#### Exercise input
————

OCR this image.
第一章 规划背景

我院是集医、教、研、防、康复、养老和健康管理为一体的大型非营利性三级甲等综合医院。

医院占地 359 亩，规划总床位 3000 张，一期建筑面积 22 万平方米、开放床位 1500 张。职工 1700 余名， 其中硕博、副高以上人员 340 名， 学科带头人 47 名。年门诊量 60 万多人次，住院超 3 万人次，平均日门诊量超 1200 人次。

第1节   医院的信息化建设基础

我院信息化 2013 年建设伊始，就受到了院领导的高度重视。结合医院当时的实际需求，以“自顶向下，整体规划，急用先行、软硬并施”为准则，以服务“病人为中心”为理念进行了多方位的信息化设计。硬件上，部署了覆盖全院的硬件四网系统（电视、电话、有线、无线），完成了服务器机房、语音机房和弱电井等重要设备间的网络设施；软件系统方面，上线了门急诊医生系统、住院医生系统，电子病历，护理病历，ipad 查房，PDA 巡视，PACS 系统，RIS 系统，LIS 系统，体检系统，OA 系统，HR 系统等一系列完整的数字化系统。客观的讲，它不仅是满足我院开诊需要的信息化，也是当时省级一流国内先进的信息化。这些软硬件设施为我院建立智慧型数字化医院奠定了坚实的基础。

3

————

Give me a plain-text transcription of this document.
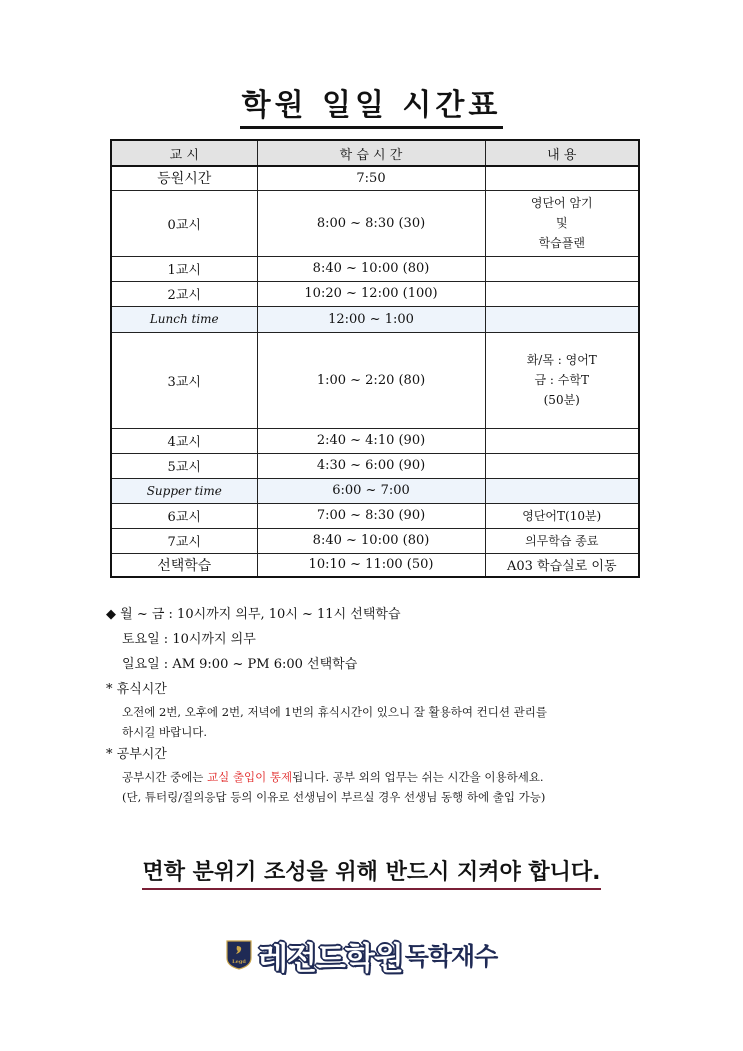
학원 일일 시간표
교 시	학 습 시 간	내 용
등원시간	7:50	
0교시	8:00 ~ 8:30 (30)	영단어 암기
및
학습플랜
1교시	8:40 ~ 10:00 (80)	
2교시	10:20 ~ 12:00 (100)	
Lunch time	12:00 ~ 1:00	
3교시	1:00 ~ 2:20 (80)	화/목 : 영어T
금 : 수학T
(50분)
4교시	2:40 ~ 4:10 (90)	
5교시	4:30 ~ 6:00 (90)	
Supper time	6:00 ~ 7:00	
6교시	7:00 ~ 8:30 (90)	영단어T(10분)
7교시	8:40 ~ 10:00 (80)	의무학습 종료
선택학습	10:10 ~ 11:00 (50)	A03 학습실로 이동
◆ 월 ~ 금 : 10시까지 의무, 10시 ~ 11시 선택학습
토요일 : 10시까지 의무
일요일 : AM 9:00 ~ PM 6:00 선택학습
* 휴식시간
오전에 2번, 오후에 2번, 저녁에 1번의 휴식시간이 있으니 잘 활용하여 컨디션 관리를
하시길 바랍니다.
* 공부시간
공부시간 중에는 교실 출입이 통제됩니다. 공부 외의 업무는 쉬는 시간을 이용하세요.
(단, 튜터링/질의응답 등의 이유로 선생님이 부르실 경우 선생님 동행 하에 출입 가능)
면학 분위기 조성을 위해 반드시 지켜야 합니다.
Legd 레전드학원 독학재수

————

#### What you have to do
From the listing above, copy every line that includes the word "time".

#### Response below
Lunch time	12:00 ~ 1:00	
Supper time	6:00 ~ 7:00	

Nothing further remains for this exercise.